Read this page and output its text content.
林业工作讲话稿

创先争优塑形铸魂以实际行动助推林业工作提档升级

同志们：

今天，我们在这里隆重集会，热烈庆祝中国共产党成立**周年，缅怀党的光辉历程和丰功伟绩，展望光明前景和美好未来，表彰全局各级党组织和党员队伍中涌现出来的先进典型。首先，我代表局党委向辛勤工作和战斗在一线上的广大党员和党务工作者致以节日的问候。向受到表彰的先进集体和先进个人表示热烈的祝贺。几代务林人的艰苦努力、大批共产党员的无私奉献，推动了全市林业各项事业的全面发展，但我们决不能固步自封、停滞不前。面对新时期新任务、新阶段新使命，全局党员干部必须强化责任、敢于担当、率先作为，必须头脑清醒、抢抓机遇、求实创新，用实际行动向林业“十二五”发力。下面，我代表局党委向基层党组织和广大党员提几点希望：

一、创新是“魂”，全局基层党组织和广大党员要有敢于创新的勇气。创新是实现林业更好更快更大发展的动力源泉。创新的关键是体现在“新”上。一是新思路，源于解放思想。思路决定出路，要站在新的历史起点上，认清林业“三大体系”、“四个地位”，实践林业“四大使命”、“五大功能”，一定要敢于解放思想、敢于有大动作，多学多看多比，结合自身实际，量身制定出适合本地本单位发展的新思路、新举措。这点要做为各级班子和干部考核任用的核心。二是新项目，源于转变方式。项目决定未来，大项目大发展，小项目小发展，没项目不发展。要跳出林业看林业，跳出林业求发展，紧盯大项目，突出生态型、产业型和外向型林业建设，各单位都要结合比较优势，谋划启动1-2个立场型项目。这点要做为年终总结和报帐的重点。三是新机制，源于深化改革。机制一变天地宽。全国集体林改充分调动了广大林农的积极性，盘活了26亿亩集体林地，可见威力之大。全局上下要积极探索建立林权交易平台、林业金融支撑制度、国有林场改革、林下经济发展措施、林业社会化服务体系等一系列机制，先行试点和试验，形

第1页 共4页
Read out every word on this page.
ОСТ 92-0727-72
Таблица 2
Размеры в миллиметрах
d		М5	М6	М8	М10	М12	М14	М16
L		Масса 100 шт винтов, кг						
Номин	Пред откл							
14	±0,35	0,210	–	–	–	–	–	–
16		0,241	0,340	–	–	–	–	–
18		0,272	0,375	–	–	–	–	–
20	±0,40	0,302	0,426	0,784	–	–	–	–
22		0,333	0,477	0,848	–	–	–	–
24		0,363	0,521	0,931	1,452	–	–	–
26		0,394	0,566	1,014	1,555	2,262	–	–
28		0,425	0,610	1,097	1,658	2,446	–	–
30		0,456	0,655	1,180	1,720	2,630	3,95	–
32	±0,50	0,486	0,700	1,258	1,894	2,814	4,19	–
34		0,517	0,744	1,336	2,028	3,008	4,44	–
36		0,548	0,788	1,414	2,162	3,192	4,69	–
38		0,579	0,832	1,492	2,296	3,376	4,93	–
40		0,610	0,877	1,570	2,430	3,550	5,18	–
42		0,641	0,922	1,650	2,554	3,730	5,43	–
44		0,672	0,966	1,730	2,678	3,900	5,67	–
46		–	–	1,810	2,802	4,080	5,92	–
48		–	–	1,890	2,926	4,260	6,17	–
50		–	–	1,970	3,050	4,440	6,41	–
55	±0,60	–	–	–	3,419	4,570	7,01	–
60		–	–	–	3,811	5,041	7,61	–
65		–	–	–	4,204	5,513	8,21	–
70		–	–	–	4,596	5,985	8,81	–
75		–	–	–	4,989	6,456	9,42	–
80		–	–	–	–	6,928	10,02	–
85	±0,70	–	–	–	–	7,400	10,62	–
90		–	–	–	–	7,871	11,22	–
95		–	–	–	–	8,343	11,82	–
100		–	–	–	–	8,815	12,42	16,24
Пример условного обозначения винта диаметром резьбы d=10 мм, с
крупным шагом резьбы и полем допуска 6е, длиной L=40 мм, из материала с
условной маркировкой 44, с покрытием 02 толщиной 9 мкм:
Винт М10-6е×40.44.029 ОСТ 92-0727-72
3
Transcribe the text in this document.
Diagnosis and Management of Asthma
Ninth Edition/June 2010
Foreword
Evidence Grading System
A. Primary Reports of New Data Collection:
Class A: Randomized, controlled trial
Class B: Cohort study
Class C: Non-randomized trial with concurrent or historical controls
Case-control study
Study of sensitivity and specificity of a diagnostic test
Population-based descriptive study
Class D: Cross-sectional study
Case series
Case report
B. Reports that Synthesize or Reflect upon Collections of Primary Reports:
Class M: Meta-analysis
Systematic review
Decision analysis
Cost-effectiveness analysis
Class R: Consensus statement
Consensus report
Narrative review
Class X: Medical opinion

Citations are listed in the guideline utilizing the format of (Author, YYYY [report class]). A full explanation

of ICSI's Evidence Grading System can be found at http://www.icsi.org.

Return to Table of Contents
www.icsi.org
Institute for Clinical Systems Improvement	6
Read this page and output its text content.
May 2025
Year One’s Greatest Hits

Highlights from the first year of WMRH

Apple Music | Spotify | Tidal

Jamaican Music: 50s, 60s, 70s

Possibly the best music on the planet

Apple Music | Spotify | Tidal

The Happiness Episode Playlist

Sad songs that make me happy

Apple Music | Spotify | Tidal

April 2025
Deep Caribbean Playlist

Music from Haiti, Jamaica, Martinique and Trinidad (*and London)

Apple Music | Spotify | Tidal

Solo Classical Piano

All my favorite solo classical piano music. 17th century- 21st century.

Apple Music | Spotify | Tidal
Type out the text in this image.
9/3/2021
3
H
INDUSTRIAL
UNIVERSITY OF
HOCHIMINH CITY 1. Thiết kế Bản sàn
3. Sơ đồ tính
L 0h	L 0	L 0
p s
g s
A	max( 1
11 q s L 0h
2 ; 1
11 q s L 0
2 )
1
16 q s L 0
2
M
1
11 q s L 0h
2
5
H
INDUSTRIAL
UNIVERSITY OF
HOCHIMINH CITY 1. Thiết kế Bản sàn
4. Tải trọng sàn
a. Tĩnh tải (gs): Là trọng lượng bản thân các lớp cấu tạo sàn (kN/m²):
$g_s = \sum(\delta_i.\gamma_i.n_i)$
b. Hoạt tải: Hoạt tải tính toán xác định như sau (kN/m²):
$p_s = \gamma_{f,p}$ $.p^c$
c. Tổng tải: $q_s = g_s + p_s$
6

□ □ □ □ □ □ □

Pull out all lines in the data above that include "Playlist".

■ EXERCISE ANSWER
The Happiness Episode Playlist
Deep Caribbean Playlist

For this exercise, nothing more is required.